Task to complete. Each line of the material below that holds the word "AUSGANG" needs to be copied.

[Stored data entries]
Start

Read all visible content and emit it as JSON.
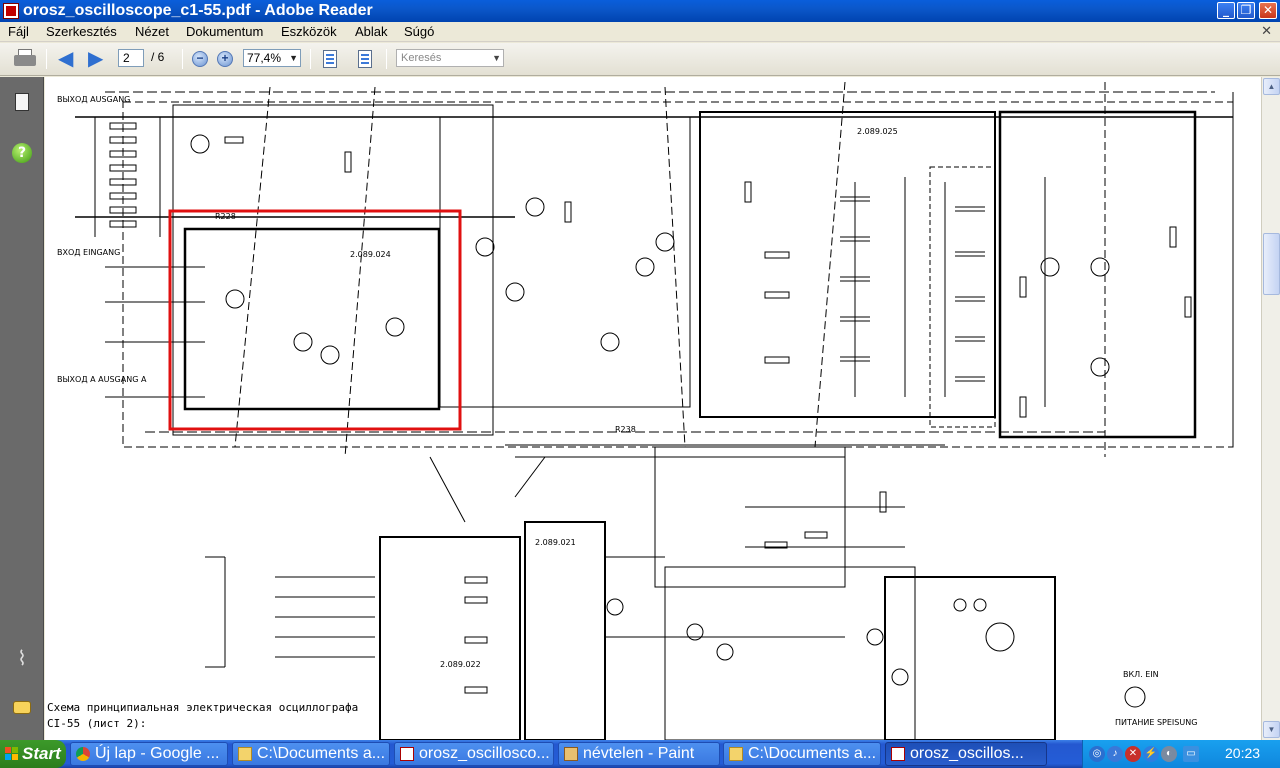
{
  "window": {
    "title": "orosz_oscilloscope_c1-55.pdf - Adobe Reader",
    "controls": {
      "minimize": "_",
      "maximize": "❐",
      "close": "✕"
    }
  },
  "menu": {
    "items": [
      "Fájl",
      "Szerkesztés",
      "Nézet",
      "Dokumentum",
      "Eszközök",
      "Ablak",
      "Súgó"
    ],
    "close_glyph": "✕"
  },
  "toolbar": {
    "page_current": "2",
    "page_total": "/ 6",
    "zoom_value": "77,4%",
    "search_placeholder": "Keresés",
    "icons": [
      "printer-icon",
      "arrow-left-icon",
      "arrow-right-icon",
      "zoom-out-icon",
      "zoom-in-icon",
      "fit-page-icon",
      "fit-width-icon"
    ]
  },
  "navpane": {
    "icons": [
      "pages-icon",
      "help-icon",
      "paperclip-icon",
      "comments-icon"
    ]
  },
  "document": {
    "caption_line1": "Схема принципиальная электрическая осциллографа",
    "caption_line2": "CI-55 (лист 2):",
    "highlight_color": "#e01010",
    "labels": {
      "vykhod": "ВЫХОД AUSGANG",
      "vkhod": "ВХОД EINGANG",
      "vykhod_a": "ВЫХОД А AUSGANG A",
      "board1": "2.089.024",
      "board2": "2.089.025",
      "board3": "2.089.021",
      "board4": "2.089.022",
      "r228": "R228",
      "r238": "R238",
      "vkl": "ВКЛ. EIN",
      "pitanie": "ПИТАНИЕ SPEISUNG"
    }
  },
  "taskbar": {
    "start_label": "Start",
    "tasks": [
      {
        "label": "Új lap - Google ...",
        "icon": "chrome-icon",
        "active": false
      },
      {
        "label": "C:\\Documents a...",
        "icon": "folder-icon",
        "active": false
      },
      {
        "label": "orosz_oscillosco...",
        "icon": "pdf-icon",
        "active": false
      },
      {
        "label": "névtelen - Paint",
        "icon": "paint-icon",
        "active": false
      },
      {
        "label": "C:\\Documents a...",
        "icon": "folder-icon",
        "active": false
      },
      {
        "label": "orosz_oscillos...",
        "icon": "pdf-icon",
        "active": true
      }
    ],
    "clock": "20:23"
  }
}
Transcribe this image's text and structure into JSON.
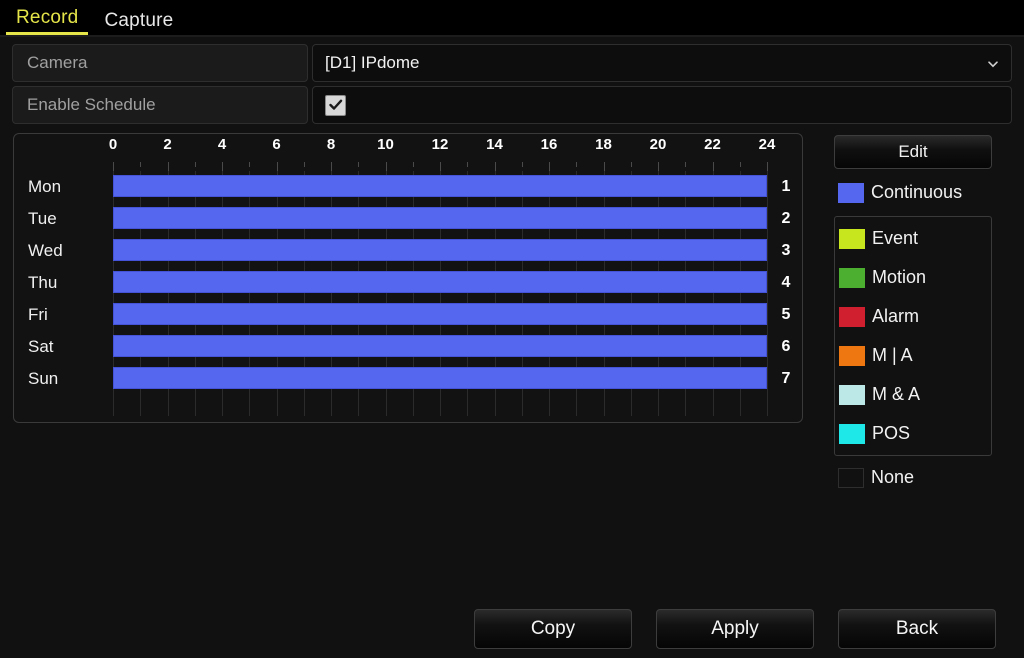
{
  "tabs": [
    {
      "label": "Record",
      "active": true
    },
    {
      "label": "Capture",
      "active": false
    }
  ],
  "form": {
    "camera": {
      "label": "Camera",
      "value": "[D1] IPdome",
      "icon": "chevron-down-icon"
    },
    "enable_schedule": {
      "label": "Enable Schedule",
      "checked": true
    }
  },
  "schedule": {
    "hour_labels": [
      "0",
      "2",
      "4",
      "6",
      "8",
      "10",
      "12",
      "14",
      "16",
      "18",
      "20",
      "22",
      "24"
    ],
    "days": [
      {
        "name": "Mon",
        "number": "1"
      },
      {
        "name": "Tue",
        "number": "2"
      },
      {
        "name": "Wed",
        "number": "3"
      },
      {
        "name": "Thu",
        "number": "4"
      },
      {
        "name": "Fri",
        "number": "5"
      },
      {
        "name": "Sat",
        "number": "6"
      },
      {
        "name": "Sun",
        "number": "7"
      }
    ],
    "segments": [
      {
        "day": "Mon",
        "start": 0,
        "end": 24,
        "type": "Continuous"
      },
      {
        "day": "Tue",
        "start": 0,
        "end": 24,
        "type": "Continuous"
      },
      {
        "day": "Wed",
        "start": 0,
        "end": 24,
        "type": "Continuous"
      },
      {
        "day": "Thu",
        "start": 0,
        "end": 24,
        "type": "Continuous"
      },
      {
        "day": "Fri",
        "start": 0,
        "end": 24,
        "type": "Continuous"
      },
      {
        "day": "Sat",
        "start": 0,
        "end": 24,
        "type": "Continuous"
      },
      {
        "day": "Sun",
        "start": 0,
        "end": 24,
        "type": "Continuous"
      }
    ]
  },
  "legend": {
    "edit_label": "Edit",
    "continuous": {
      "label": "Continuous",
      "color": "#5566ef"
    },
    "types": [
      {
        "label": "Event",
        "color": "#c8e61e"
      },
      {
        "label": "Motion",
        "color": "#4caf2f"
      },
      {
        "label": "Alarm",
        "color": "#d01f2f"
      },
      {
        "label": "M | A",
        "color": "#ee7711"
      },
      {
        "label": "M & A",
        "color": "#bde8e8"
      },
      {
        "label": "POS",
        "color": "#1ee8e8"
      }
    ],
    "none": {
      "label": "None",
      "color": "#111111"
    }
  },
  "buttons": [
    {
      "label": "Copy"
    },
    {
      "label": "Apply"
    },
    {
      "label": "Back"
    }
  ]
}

End

Correct response.
      "vykhod": "ВЫХОД AUSGANG",
      "vykhod_a": "ВЫХОД А AUSGANG A",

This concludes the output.